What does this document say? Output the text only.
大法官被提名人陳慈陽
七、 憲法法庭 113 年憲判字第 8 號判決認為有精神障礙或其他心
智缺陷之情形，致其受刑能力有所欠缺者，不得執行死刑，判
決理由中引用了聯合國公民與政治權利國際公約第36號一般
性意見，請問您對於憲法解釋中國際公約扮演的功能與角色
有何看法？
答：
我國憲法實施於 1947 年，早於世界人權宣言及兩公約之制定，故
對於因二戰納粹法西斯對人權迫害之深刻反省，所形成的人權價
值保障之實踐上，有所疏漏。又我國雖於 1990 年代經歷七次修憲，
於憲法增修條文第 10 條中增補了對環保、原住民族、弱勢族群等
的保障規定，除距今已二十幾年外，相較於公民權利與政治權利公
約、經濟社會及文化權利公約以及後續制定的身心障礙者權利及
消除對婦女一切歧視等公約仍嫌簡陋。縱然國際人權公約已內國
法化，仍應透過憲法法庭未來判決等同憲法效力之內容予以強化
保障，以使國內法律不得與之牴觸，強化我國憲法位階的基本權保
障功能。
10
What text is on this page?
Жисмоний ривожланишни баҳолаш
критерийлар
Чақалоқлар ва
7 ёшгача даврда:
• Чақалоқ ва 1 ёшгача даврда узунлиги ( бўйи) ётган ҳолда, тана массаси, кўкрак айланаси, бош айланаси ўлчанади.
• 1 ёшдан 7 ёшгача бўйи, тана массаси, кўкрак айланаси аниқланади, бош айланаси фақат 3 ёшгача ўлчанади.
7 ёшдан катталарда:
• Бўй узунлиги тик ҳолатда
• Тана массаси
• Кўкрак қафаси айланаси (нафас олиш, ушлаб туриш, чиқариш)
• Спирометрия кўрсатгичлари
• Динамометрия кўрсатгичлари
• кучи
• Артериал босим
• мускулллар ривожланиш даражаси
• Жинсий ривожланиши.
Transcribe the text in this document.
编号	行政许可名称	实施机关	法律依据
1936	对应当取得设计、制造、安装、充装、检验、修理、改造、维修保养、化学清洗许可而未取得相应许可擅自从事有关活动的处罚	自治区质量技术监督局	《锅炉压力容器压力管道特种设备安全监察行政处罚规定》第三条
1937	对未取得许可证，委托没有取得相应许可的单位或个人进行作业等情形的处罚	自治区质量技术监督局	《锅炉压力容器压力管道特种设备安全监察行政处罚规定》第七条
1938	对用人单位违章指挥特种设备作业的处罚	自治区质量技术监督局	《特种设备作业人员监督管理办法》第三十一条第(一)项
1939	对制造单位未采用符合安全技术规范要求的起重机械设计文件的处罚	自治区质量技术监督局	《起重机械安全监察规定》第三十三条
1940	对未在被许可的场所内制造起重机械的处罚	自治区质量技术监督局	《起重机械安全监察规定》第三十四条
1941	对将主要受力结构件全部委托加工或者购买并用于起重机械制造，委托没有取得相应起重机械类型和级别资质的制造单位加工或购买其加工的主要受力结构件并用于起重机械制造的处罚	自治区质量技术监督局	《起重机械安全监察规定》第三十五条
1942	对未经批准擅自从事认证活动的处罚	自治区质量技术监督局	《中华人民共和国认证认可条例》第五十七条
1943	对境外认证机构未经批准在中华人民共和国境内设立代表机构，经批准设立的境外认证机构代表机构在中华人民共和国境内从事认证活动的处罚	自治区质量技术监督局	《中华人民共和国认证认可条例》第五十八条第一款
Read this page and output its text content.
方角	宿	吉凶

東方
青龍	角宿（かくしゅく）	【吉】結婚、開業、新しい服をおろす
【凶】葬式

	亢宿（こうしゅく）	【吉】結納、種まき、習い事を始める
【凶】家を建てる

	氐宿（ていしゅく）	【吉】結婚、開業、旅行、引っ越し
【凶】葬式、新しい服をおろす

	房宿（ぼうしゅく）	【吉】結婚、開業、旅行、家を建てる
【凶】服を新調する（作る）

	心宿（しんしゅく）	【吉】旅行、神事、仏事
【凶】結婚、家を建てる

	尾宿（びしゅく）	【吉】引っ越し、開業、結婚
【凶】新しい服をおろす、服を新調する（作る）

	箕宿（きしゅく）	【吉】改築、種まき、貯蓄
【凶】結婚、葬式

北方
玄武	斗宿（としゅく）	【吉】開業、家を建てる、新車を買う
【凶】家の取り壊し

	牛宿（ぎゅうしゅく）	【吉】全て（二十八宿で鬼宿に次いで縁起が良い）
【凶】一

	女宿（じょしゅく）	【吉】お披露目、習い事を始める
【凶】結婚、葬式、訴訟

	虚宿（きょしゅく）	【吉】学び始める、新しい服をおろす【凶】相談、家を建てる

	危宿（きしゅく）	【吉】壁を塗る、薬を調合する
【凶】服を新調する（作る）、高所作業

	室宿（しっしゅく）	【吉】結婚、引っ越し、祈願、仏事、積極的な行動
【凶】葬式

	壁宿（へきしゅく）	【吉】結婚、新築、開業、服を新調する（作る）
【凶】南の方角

----

*Objective*
Across all the entries, count the lines that contain the word "document" and give the number by itself.

*Output for this task*
2